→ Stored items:
>> BEGIN
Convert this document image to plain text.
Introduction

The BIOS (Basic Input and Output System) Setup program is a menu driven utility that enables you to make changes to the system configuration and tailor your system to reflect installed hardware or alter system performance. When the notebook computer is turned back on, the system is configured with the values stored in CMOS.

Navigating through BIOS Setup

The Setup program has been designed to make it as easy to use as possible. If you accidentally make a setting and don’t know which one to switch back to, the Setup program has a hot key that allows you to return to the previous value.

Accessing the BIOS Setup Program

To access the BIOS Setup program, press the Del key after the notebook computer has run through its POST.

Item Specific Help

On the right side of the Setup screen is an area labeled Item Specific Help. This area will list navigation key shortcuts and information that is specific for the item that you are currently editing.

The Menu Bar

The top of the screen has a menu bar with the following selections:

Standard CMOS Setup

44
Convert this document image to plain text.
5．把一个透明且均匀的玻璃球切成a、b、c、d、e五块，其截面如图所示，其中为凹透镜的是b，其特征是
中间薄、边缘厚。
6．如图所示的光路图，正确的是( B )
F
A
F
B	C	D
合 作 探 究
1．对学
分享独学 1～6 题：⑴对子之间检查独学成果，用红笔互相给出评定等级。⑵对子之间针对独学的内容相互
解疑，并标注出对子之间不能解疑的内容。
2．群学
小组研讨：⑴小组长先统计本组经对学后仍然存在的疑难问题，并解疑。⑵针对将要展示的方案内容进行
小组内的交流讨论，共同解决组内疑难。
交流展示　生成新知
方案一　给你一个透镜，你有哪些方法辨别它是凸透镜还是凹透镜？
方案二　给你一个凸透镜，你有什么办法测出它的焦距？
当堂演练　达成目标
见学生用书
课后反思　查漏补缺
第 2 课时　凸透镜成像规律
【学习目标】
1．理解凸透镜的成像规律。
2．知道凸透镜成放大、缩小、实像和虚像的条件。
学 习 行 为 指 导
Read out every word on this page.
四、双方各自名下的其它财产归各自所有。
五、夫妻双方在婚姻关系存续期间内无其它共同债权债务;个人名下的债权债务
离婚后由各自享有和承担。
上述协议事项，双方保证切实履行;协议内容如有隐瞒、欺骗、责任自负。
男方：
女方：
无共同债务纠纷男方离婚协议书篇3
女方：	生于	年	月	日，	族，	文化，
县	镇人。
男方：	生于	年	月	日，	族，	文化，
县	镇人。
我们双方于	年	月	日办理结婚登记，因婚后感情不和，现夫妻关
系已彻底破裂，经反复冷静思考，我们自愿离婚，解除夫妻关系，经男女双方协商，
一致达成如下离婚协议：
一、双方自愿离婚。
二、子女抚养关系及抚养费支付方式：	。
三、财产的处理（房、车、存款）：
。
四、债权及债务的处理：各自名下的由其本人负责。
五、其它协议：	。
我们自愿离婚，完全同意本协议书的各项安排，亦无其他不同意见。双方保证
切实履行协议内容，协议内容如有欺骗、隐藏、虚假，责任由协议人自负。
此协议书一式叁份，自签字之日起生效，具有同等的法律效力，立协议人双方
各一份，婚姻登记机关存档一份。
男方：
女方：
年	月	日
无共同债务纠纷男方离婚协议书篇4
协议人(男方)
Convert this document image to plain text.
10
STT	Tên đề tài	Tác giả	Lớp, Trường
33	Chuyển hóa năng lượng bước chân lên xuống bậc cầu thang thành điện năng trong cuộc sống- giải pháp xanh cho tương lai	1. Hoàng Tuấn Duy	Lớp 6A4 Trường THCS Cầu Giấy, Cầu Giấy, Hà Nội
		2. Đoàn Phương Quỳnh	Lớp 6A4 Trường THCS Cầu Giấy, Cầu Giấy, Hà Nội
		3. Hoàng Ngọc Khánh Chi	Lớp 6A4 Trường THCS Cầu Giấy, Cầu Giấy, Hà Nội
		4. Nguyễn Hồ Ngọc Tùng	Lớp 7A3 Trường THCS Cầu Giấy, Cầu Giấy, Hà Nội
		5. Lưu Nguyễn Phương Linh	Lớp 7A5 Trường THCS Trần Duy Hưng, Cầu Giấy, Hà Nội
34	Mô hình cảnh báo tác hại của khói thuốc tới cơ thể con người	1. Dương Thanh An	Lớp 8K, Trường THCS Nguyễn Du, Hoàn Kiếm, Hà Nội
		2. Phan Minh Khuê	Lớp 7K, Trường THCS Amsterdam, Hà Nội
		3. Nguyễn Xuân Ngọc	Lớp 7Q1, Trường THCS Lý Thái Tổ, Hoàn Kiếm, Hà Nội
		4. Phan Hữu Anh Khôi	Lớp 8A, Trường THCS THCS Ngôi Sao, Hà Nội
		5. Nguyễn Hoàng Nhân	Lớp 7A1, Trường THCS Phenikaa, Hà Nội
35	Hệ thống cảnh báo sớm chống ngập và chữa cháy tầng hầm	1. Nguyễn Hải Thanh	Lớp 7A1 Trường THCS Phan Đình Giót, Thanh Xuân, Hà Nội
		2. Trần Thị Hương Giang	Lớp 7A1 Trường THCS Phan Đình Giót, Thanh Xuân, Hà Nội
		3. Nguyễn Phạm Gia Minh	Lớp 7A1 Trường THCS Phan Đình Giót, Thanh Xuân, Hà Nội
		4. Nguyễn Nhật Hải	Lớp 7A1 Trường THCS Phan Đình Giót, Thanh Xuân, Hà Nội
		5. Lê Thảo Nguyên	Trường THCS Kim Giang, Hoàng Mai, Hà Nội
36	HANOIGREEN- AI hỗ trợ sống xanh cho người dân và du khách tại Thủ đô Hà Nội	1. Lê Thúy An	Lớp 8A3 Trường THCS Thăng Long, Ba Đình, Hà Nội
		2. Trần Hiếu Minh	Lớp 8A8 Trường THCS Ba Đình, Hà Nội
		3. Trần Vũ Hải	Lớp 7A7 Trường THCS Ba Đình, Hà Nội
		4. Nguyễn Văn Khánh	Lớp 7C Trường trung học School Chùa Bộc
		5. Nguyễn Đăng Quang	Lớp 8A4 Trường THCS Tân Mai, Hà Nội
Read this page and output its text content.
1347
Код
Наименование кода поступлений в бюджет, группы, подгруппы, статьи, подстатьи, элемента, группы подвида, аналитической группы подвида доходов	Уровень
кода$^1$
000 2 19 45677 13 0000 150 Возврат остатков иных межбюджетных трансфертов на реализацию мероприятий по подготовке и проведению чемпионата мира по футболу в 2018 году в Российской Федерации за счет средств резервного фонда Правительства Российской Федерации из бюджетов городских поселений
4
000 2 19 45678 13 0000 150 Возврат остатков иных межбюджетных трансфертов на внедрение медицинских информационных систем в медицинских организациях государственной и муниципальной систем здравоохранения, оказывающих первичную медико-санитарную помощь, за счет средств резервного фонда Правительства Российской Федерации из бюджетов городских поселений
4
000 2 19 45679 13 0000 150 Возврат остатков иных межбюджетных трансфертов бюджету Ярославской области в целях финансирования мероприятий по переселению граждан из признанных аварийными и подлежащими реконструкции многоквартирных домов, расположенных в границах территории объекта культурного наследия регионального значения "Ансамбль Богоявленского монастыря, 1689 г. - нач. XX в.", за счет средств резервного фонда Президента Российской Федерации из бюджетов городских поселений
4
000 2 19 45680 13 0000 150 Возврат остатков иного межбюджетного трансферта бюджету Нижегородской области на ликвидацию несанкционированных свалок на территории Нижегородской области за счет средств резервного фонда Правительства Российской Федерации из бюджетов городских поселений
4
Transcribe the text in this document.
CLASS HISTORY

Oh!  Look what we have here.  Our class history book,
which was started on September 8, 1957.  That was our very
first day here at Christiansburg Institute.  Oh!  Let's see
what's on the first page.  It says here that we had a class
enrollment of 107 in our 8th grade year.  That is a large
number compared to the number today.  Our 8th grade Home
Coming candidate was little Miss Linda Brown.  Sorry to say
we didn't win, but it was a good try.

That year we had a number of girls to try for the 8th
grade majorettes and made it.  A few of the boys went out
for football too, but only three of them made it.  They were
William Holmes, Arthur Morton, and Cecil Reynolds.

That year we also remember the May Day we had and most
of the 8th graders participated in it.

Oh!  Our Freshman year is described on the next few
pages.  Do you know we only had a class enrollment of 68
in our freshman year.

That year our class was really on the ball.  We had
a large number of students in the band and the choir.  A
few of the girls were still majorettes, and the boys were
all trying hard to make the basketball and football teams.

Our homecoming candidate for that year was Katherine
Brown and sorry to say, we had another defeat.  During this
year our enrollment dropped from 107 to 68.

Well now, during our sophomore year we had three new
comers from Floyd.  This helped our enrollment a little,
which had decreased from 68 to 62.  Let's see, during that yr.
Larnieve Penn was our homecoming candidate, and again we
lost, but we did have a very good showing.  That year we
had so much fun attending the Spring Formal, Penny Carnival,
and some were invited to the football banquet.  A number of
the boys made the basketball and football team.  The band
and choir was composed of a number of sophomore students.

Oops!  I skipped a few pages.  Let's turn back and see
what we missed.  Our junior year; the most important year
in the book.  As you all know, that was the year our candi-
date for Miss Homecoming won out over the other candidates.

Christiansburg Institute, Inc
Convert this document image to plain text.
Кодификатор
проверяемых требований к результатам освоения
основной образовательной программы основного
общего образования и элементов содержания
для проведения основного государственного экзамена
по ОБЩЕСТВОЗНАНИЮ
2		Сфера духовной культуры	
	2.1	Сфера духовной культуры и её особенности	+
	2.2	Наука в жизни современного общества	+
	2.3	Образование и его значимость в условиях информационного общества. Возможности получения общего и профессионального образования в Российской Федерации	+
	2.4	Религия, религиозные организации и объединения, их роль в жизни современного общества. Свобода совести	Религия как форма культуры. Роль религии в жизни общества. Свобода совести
>> END
→ PROBLEM STATEMENT:
Look through the entries above; copy each line where the string "Giang" appears.

→ SOLUTION TO THIS PROBLEM:
		2. Trần Thị Hương Giang	Lớp 7A1 Trường THCS Phan Đình Giót, Thanh Xuân, Hà Nội
		5. Lê Thảo Nguyên	Trường THCS Kim Giang, Hoàng Mai, Hà Nội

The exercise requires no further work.